----- Passage shown -----
26 August 2014

Guest Post: The Town's Half Marathon Recap

For those of you who don’t know me, I’m Paulette’s husband, Kevin. This is my first guest post on the blog and I’m writing it to share my experience last Saturday at a cool new race in Oakland – The Town’s Half Marathon. Paulette was offered a free entry to the race, but it conflicted with Bird Camp, so the race director gave her a free entry for a friend or family member instead. I’ve typically had good experiences running in the East Bay and jumped at the chance to run this inaugural event.

Hello!

I like to take transit to Oakland, when feasible, and I was happy to learn that I would be able to take BART to both the race expo and the race itself. On Friday, I caught a VTA express bus near my office in downtown San Jose and took it to the Fremont BART station, where a horde of Raiders fans and I caught a BART train to Oakland. The race expo was outdoors in Palm Plaza at Jack London Square, which is less than a mile from the closest BART station in Lake Merritt. I arrived towards the end of the race expo, so I basically just stopped by to pick up my bib and shirt. The race expo was right next to the iconic Heinold’s First and Last Chance Saloon (est. 1883) and I was tempted to stop in for a beer, but I knew it would take me some time to get home and I wanted to be well rested for the race.
-----
[Direction 1] Select each line of the listing that contains the string "positions".
----- Record excerpts -----
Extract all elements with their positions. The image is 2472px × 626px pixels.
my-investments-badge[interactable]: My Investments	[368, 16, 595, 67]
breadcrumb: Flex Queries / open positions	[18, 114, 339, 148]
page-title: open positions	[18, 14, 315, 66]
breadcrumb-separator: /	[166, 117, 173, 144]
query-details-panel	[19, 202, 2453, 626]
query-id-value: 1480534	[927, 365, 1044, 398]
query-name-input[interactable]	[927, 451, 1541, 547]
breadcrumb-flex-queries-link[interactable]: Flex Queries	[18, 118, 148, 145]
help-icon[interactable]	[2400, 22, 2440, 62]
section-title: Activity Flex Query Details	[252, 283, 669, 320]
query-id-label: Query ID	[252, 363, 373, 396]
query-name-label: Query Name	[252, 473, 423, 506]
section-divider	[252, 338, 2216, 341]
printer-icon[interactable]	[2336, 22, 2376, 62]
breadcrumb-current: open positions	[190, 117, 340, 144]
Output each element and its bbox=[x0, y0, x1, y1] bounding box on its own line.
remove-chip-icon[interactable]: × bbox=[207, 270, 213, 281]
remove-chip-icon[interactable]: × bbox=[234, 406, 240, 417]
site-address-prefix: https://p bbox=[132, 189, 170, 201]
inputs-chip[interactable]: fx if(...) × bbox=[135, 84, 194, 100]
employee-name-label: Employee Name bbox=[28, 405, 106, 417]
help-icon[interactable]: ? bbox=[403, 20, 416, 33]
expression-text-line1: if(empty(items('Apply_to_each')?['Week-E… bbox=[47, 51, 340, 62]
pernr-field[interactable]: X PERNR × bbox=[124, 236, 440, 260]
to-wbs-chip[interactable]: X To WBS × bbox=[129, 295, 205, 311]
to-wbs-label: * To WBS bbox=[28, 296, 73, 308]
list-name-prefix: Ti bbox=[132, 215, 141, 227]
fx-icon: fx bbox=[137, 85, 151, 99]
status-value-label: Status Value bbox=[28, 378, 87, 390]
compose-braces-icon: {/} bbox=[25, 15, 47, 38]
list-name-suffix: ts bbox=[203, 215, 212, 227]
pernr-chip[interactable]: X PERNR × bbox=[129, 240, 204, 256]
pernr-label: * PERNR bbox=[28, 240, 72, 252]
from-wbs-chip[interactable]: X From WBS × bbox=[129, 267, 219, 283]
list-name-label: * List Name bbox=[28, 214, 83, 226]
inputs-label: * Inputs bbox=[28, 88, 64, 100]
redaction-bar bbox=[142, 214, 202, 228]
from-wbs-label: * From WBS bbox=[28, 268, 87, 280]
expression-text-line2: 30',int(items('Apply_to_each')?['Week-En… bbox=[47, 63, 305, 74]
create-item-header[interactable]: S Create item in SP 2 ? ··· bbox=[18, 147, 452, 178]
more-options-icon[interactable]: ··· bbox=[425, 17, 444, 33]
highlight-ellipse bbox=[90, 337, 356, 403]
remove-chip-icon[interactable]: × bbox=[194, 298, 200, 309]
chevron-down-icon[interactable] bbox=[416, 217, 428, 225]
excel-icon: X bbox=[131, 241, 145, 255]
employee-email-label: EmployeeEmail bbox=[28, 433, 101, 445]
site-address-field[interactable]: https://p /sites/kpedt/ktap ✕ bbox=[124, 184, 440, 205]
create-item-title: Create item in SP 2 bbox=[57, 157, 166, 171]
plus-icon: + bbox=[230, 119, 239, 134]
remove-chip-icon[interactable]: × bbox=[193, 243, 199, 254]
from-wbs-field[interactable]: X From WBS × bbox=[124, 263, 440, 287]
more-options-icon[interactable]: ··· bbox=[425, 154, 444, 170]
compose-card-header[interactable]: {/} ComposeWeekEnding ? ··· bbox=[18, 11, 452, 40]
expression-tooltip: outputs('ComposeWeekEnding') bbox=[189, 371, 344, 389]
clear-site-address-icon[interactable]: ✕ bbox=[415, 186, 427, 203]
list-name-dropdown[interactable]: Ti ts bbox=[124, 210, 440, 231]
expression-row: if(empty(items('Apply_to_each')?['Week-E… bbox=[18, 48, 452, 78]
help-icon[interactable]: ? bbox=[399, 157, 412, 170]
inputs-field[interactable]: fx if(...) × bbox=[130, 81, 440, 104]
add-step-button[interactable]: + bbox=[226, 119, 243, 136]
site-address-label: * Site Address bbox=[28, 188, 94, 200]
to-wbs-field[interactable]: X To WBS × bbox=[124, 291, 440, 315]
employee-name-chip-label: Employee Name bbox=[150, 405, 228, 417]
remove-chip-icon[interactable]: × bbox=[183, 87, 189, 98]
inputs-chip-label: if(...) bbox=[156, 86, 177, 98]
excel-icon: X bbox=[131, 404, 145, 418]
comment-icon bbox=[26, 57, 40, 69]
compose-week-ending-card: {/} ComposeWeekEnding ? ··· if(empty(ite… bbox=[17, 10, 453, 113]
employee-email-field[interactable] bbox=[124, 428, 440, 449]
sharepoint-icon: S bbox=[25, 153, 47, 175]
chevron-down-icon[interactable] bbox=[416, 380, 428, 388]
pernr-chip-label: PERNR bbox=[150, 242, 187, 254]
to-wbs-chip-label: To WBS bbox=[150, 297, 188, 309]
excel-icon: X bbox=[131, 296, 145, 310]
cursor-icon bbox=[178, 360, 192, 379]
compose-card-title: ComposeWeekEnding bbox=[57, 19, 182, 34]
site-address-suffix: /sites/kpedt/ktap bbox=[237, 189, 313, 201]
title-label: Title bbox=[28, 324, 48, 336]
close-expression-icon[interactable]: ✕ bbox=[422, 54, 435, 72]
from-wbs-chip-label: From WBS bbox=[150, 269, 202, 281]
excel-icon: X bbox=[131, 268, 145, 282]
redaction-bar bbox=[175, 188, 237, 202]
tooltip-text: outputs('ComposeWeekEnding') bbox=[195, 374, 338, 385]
-----
[Direction 2] Name every place that appears in the race recap's paragraph beginning "I like to take transit to Oakland."

[Exercise solution 1]
Extract all elements with their positions. The image is 2472px × 626px pixels.
breadcrumb: Flex Queries / open positions	[18, 114, 339, 148]
page-title: open positions	[18, 14, 315, 66]
breadcrumb-current: open positions	[190, 117, 340, 144]

[Exercise solution 2] Oakland, downtown San Jose, the Fremont BART station, Palm Plaza, Jack London Square, Lake Merritt, and Heinold's First and Last Chance Saloon.